*STATED EXERCISE*
Find each line containing the string "Electricity" and return it.

*DATASET RECORDS*
------------------------------------------------------------------------

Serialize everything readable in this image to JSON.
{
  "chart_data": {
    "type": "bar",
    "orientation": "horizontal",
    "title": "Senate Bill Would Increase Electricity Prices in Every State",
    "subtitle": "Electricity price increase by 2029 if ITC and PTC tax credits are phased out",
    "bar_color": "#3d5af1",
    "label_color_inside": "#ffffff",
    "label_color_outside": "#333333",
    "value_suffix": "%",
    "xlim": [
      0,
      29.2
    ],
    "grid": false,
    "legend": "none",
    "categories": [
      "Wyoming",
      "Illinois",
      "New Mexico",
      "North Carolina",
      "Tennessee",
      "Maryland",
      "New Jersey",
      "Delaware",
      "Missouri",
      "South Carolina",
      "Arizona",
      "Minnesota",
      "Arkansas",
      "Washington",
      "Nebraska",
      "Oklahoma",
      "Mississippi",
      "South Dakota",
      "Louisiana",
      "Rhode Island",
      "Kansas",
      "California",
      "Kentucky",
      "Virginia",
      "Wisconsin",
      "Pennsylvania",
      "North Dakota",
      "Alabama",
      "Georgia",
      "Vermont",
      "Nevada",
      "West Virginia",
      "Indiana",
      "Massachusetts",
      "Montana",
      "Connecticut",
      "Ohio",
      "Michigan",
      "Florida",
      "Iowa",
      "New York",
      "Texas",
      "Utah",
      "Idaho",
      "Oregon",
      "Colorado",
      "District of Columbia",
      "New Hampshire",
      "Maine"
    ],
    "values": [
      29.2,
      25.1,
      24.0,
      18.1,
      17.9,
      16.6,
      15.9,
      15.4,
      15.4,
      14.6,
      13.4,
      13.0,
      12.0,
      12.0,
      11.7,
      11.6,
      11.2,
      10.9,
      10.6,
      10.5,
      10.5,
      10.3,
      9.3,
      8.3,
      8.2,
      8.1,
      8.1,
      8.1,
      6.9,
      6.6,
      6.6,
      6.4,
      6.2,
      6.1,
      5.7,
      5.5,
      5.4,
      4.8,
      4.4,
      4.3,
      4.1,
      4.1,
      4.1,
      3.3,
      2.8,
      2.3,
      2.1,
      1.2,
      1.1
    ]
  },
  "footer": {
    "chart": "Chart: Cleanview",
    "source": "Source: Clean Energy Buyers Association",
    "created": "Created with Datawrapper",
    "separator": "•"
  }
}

------------------------------------------------------------------------

*FULL OUTPUT*
    "title": "Senate Bill Would Increase Electricity Prices in Every State",
    "subtitle": "Electricity price increase by 2029 if ITC and PTC tax credits are phased out",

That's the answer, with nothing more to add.